Stored entries
- - -
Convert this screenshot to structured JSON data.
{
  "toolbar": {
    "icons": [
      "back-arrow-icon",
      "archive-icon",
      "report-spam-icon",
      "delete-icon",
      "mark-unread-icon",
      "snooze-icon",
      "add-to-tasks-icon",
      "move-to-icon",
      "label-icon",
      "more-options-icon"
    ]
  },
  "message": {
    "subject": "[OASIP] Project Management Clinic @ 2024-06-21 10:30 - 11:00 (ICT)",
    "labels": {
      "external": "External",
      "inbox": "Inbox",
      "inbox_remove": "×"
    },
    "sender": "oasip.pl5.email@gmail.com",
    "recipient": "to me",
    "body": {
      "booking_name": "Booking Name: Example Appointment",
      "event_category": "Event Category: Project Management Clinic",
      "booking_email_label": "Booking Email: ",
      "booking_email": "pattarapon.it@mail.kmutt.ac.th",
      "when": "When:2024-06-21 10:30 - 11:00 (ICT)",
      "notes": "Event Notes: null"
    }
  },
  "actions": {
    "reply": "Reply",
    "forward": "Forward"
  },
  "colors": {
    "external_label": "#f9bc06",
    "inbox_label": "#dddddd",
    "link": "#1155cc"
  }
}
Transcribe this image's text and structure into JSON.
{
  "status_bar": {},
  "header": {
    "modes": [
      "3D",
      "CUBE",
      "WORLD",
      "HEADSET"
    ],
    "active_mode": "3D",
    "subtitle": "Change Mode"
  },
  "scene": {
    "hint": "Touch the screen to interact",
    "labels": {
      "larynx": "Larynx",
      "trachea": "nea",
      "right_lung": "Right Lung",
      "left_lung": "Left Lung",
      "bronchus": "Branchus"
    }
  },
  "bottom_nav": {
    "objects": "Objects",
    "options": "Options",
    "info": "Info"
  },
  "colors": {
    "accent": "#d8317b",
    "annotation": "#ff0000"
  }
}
- - -
Quote all of the entries verbatim.

THE ANSWER>
Convert this screenshot to structured JSON data.
{
  "toolbar": {
    "icons": [
      "back-arrow-icon",
      "archive-icon",
      "report-spam-icon",
      "delete-icon",
      "mark-unread-icon",
      "snooze-icon",
      "add-to-tasks-icon",
      "move-to-icon",
      "label-icon",
      "more-options-icon"
    ]
  },
  "message": {
    "subject": "[OASIP] Project Management Clinic @ 2024-06-21 10:30 - 11:00 (ICT)",
    "labels": {
      "external": "External",
      "inbox": "Inbox",
      "inbox_remove": "×"
    },
    "sender": "oasip.pl5.email@gmail.com",
    "recipient": "to me",
    "body": {
      "booking_name": "Booking Name: Example Appointment",
      "event_category": "Event Category: Project Management Clinic",
      "booking_email_label": "Booking Email: ",
      "booking_email": "pattarapon.it@mail.kmutt.ac.th",
      "when": "When:2024-06-21 10:30 - 11:00 (ICT)",
      "notes": "Event Notes: null"
    }
  },
  "actions": {
    "reply": "Reply",
    "forward": "Forward"
  },
  "colors": {
    "external_label": "#f9bc06",
    "inbox_label": "#dddddd",
    "link": "#1155cc"
  }
}
Transcribe this image's text and structure into JSON.
{
  "status_bar": {},
  "header": {
    "modes": [
      "3D",
      "CUBE",
      "WORLD",
      "HEADSET"
    ],
    "active_mode": "3D",
    "subtitle": "Change Mode"
  },
  "scene": {
    "hint": "Touch the screen to interact",
    "labels": {
      "larynx": "Larynx",
      "trachea": "nea",
      "right_lung": "Right Lung",
      "left_lung": "Left Lung",
      "bronchus": "Branchus"
    }
  },
  "bottom_nav": {
    "objects": "Objects",
    "options": "Options",
    "info": "Info"
  },
  "colors": {
    "accent": "#d8317b",
    "annotation": "#ff0000"
  }
}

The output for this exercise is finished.